• STATED TASK:
Would you quote every entry exactly, dropping only the pictures?

• RECORD EXCERPTS:
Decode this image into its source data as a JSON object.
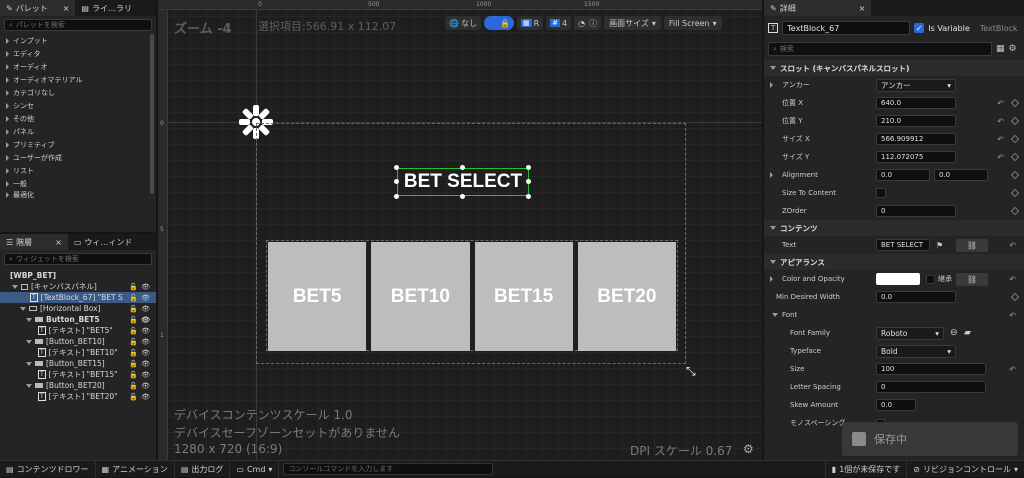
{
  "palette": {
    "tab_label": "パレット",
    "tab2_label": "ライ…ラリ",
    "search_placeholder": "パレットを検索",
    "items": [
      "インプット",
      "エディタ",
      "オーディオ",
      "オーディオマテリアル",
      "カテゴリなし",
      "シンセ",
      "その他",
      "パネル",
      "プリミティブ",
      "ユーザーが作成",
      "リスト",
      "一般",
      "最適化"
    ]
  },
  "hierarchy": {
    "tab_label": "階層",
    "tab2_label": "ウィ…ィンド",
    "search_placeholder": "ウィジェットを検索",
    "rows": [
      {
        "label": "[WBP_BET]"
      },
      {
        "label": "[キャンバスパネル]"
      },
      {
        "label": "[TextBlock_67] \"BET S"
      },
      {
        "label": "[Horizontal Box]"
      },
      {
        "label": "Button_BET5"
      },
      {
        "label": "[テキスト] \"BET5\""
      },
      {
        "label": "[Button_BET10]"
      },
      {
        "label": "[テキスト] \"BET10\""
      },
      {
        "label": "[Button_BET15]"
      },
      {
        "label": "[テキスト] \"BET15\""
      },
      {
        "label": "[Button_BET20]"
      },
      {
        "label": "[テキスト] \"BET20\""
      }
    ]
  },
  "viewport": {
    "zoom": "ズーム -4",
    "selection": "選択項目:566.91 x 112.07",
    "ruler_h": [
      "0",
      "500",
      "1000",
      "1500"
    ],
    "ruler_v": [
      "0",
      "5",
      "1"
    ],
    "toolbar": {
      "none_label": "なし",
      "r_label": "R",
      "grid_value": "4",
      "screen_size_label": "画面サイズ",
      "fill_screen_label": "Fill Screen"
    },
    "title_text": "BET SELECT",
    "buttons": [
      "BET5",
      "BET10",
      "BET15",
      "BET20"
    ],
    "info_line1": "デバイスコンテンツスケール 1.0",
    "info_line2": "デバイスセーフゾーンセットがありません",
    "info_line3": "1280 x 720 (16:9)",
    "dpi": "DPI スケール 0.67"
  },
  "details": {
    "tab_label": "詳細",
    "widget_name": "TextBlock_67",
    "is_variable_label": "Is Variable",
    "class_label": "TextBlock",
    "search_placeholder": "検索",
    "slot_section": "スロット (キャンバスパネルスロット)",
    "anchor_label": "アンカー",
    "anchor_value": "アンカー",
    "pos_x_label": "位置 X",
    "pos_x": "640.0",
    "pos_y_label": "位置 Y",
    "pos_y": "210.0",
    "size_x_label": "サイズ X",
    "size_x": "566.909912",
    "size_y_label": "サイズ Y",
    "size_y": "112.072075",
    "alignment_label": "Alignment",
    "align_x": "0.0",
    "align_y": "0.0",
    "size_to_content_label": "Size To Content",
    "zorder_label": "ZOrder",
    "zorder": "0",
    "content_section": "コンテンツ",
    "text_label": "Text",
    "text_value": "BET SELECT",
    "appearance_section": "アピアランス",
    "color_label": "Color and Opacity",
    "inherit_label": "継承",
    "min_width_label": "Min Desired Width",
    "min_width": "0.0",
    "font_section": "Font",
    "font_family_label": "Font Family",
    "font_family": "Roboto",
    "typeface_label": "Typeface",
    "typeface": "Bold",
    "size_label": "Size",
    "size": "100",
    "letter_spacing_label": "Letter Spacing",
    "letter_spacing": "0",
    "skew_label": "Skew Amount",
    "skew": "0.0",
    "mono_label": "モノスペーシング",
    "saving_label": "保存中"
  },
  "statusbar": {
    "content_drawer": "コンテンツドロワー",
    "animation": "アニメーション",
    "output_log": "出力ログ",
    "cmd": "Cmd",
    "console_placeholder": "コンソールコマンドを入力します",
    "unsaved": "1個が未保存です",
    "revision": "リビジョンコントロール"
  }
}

• COMPLETED TASK:
Decode this image into its source data as a JSON object.
{
  "palette": {
    "tab_label": "パレット",
    "tab2_label": "ライ…ラリ",
    "search_placeholder": "パレットを検索",
    "items": [
      "インプット",
      "エディタ",
      "オーディオ",
      "オーディオマテリアル",
      "カテゴリなし",
      "シンセ",
      "その他",
      "パネル",
      "プリミティブ",
      "ユーザーが作成",
      "リスト",
      "一般",
      "最適化"
    ]
  },
  "hierarchy": {
    "tab_label": "階層",
    "tab2_label": "ウィ…ィンド",
    "search_placeholder": "ウィジェットを検索",
    "rows": [
      {
        "label": "[WBP_BET]"
      },
      {
        "label": "[キャンバスパネル]"
      },
      {
        "label": "[TextBlock_67] \"BET S"
      },
      {
        "label": "[Horizontal Box]"
      },
      {
        "label": "Button_BET5"
      },
      {
        "label": "[テキスト] \"BET5\""
      },
      {
        "label": "[Button_BET10]"
      },
      {
        "label": "[テキスト] \"BET10\""
      },
      {
        "label": "[Button_BET15]"
      },
      {
        "label": "[テキスト] \"BET15\""
      },
      {
        "label": "[Button_BET20]"
      },
      {
        "label": "[テキスト] \"BET20\""
      }
    ]
  },
  "viewport": {
    "zoom": "ズーム -4",
    "selection": "選択項目:566.91 x 112.07",
    "ruler_h": [
      "0",
      "500",
      "1000",
      "1500"
    ],
    "ruler_v": [
      "0",
      "5",
      "1"
    ],
    "toolbar": {
      "none_label": "なし",
      "r_label": "R",
      "grid_value": "4",
      "screen_size_label": "画面サイズ",
      "fill_screen_label": "Fill Screen"
    },
    "title_text": "BET SELECT",
    "buttons": [
      "BET5",
      "BET10",
      "BET15",
      "BET20"
    ],
    "info_line1": "デバイスコンテンツスケール 1.0",
    "info_line2": "デバイスセーフゾーンセットがありません",
    "info_line3": "1280 x 720 (16:9)",
    "dpi": "DPI スケール 0.67"
  },
  "details": {
    "tab_label": "詳細",
    "widget_name": "TextBlock_67",
    "is_variable_label": "Is Variable",
    "class_label": "TextBlock",
    "search_placeholder": "検索",
    "slot_section": "スロット (キャンバスパネルスロット)",
    "anchor_label": "アンカー",
    "anchor_value": "アンカー",
    "pos_x_label": "位置 X",
    "pos_x": "640.0",
    "pos_y_label": "位置 Y",
    "pos_y": "210.0",
    "size_x_label": "サイズ X",
    "size_x": "566.909912",
    "size_y_label": "サイズ Y",
    "size_y": "112.072075",
    "alignment_label": "Alignment",
    "align_x": "0.0",
    "align_y": "0.0",
    "size_to_content_label": "Size To Content",
    "zorder_label": "ZOrder",
    "zorder": "0",
    "content_section": "コンテンツ",
    "text_label": "Text",
    "text_value": "BET SELECT",
    "appearance_section": "アピアランス",
    "color_label": "Color and Opacity",
    "inherit_label": "継承",
    "min_width_label": "Min Desired Width",
    "min_width": "0.0",
    "font_section": "Font",
    "font_family_label": "Font Family",
    "font_family": "Roboto",
    "typeface_label": "Typeface",
    "typeface": "Bold",
    "size_label": "Size",
    "size": "100",
    "letter_spacing_label": "Letter Spacing",
    "letter_spacing": "0",
    "skew_label": "Skew Amount",
    "skew": "0.0",
    "mono_label": "モノスペーシング",
    "saving_label": "保存中"
  },
  "statusbar": {
    "content_drawer": "コンテンツドロワー",
    "animation": "アニメーション",
    "output_log": "出力ログ",
    "cmd": "Cmd",
    "console_placeholder": "コンソールコマンドを入力します",
    "unsaved": "1個が未保存です",
    "revision": "リビジョンコントロール"
  }
}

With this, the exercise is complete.